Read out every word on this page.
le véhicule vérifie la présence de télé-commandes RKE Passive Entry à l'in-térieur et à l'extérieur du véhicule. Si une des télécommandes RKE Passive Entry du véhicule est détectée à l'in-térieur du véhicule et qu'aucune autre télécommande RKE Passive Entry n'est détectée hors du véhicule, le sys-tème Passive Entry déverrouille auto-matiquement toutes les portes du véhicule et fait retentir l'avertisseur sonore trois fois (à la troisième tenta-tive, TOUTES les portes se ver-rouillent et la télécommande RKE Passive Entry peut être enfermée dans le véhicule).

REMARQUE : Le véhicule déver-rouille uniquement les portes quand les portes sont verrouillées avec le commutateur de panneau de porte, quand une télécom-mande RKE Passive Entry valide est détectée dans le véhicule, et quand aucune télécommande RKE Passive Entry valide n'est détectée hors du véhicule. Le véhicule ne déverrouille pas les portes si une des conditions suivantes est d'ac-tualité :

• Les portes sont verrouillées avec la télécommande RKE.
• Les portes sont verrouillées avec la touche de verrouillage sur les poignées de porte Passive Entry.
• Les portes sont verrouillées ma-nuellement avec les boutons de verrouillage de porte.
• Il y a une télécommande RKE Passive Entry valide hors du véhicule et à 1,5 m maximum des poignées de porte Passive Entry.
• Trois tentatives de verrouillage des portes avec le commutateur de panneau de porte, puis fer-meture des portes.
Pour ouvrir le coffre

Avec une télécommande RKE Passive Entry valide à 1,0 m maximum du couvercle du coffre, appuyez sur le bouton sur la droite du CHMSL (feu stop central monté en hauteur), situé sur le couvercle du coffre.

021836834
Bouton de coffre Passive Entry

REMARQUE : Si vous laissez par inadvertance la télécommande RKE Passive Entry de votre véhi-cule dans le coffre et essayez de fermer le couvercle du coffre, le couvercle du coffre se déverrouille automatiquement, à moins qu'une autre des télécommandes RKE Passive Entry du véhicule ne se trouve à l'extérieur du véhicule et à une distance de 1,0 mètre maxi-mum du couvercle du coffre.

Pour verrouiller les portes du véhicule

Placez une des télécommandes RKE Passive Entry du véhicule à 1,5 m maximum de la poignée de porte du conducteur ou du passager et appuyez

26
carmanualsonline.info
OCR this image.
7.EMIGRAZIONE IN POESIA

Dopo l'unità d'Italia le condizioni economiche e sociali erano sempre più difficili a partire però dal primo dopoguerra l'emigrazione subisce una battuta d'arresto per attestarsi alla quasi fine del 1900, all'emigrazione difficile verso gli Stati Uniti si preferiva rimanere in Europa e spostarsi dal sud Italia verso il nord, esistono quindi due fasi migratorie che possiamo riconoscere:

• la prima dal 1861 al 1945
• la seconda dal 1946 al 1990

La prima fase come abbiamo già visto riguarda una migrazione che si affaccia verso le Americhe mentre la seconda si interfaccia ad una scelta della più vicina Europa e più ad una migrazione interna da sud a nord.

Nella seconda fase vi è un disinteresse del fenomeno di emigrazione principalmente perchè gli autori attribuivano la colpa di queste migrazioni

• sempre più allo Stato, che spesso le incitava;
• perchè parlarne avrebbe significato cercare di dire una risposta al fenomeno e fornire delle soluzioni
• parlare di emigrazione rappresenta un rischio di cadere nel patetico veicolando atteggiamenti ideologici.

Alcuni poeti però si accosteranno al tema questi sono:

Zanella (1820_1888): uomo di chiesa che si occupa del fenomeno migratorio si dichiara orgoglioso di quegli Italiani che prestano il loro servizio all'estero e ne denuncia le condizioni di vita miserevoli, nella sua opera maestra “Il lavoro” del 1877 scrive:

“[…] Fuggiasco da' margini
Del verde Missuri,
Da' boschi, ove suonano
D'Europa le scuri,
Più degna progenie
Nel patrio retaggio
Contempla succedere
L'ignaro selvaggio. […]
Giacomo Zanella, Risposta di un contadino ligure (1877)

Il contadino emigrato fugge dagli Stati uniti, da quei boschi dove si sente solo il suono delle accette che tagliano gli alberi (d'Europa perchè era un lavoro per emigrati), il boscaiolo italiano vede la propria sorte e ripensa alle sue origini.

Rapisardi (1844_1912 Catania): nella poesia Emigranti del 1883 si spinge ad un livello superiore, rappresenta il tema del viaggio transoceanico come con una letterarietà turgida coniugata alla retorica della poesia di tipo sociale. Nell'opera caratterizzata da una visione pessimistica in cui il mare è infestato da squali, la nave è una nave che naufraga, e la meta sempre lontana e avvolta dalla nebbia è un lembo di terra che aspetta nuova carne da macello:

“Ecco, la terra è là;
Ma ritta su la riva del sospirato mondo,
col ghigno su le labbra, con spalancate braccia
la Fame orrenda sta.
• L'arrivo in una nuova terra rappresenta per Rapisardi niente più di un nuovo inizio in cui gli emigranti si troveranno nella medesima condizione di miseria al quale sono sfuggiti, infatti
==================================================
# [To be done]
Find each line holding the string "seconda" and copy it out.

# [Task solution]
• la seconda dal 1946 al 1990
La prima fase come abbiamo già visto riguarda una migrazione che si affaccia verso le Americhe mentre la seconda si interfaccia ad una scelta della più vicina Europa e più ad una migrazione interna da sud a nord.
Nella seconda fase vi è un disinteresse del fenomeno di emigrazione principalmente perchè gli autori attribuivano la colpa di queste migrazioni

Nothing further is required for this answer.